WHAT THE TASK REQUIRES: From the records below, copy out word for word the lines starting at the one that contains "FancyBboxPatch shape: [35, 87, 1371, 118]" and stopping after the one that contains "Text: 7.1%: 7.1%: [949, 270, 980, 283]". Include both of those lines.

MATERIAL SUPPLIED:
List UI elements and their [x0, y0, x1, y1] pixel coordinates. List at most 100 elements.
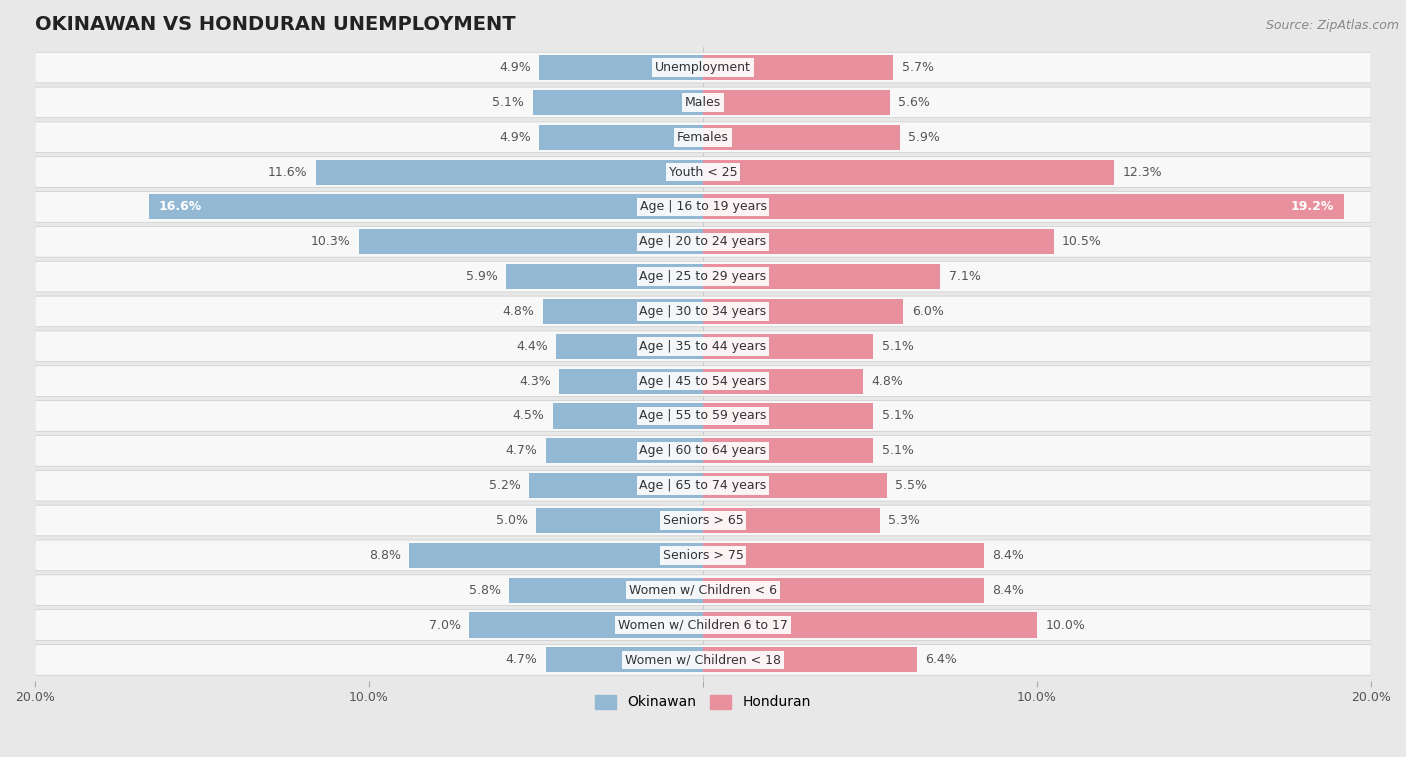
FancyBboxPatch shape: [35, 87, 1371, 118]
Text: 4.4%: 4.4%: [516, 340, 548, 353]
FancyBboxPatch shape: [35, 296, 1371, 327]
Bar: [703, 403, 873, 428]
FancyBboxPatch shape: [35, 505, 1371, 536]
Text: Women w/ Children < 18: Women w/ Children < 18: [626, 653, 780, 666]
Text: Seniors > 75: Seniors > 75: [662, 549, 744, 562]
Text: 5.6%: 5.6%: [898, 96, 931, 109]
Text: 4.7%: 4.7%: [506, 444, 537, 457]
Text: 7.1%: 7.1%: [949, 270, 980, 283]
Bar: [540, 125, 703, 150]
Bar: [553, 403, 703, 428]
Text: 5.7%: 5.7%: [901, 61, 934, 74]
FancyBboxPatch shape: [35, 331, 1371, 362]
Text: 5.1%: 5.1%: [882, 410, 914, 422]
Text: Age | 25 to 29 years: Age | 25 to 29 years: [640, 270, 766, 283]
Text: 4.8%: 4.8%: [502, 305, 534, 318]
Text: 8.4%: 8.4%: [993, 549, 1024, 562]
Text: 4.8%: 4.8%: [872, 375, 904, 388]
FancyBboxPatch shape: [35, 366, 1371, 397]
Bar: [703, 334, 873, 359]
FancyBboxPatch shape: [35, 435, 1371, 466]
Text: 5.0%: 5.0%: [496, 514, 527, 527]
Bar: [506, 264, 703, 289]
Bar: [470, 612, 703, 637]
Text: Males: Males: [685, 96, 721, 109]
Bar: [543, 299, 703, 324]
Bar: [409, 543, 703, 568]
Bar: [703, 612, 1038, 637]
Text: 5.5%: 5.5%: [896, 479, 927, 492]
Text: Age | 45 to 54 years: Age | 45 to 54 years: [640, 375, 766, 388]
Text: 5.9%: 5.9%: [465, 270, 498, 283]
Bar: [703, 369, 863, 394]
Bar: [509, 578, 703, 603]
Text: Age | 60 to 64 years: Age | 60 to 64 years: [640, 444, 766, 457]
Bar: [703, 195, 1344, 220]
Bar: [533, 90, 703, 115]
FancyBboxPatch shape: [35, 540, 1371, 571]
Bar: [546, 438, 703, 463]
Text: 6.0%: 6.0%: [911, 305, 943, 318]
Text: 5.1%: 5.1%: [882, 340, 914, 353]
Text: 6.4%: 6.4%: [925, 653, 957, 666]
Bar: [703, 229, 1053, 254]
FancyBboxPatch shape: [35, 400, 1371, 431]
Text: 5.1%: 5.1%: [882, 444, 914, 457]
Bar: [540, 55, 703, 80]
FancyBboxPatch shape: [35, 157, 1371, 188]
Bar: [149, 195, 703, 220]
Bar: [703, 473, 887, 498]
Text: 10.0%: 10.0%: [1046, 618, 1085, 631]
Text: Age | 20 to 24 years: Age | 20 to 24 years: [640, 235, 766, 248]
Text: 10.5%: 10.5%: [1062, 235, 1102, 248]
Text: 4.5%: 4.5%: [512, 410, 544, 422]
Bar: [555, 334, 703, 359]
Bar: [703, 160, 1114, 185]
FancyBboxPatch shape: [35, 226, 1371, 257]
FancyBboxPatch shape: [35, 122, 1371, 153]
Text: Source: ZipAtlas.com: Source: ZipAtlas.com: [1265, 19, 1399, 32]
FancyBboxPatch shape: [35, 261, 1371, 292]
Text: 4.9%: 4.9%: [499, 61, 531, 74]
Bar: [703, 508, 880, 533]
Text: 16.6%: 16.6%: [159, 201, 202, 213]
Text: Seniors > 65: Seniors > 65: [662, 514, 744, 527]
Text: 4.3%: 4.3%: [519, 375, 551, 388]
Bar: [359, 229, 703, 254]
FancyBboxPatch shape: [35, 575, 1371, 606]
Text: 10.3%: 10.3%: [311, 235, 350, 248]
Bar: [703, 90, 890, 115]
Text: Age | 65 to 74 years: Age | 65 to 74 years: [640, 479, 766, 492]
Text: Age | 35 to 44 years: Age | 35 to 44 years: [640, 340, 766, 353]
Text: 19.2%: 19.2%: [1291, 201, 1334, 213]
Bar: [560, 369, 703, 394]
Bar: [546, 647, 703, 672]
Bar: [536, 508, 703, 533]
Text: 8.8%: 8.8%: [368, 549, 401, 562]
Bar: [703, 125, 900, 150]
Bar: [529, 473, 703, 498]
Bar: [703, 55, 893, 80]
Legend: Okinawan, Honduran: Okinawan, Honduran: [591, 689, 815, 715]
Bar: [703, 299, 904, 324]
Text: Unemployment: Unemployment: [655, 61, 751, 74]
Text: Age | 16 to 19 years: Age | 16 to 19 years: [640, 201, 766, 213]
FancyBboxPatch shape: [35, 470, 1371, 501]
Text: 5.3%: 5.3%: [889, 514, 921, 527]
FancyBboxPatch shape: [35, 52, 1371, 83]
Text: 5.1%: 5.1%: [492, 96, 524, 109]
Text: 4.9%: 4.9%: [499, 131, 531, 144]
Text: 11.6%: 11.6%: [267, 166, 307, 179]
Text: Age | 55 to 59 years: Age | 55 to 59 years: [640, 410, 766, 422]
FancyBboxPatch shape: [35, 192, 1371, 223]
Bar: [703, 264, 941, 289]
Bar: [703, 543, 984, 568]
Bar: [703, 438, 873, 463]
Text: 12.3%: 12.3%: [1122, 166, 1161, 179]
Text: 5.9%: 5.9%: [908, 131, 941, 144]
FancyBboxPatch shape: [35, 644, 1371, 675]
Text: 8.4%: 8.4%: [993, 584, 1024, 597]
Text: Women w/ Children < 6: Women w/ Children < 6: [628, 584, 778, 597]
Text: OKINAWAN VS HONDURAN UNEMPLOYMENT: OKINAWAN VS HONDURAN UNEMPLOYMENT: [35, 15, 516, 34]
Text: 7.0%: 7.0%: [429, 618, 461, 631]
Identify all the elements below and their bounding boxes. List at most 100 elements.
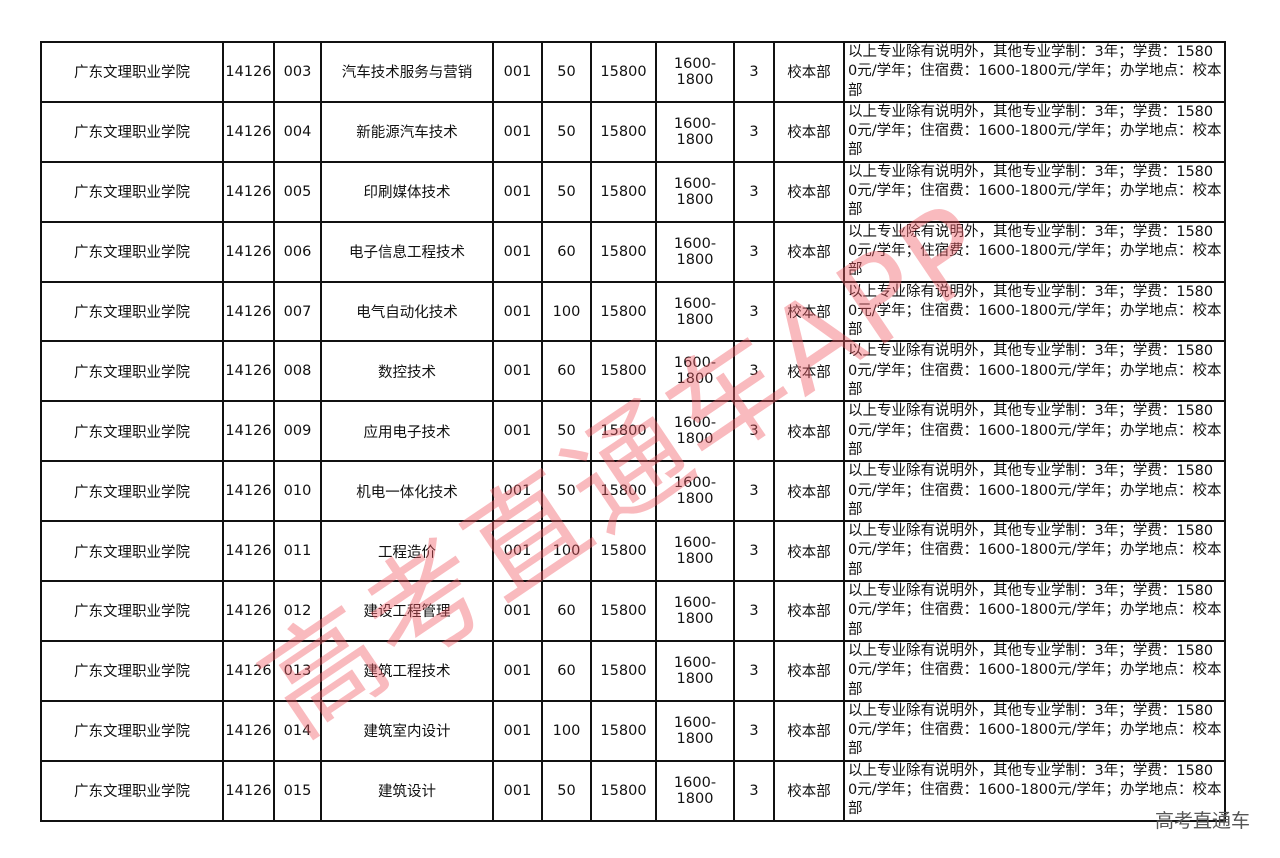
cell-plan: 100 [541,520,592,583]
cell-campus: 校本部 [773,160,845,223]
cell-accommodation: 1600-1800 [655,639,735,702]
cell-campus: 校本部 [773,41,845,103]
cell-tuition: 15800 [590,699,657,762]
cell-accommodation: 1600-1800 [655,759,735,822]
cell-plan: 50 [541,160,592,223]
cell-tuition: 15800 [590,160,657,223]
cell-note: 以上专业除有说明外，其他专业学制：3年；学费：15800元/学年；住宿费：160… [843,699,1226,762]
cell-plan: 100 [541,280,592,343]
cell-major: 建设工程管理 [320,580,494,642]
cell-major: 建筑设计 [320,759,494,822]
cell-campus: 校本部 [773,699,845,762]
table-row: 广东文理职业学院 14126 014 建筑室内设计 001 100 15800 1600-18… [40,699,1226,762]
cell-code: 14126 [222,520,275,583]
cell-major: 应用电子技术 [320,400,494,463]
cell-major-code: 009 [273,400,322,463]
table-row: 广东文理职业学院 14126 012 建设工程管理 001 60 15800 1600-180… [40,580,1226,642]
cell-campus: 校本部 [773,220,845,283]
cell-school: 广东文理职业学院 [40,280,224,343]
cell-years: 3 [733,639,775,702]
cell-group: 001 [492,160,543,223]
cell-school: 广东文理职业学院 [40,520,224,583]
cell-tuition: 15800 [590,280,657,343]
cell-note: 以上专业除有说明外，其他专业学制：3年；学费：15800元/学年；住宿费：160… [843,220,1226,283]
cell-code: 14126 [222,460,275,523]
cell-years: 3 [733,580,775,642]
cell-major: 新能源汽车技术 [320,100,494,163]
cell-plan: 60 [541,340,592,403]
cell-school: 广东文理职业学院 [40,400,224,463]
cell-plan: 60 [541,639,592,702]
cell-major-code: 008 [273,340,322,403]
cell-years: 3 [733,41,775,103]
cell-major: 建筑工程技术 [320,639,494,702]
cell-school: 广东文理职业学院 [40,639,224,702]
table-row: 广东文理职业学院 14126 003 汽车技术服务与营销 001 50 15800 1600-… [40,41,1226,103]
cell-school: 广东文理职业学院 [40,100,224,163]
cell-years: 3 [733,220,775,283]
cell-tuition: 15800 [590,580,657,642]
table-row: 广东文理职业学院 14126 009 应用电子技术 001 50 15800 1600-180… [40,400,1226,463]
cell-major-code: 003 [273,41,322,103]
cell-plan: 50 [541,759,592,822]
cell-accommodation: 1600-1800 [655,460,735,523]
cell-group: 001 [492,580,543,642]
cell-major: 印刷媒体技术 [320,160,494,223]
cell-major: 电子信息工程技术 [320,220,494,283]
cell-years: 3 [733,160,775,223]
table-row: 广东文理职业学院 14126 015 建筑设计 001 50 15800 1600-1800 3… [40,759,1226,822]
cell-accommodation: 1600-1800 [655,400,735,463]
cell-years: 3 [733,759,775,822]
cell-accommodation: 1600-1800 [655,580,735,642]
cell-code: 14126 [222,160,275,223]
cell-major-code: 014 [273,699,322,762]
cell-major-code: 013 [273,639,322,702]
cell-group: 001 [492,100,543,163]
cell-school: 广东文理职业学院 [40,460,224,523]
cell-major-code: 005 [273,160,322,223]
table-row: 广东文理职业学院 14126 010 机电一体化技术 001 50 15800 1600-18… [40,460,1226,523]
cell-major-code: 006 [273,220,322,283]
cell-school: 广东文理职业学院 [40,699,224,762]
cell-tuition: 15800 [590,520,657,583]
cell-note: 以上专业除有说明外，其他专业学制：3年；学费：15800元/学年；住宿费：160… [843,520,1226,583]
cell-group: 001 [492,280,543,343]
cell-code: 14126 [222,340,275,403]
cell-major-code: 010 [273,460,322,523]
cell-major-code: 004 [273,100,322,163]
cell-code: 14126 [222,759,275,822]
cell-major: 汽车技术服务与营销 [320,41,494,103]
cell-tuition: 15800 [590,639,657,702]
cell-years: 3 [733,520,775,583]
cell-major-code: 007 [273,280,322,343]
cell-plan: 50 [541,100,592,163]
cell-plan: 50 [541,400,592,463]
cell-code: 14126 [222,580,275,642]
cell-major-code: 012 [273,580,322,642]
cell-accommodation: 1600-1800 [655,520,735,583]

THE RESULT:
FancyBboxPatch shape: [35, 87, 1371, 118]
Text: 4.4%: 4.4%: [516, 340, 548, 353]
FancyBboxPatch shape: [35, 296, 1371, 327]
Bar: [703, 403, 873, 428]
FancyBboxPatch shape: [35, 505, 1371, 536]
Text: Women w/ Children < 18: Women w/ Children < 18: [626, 653, 780, 666]
Text: Seniors > 75: Seniors > 75: [662, 549, 744, 562]
Text: 5.6%: 5.6%: [898, 96, 931, 109]
Text: 4.7%: 4.7%: [506, 444, 537, 457]
Text: 7.1%: 7.1%: [949, 270, 980, 283]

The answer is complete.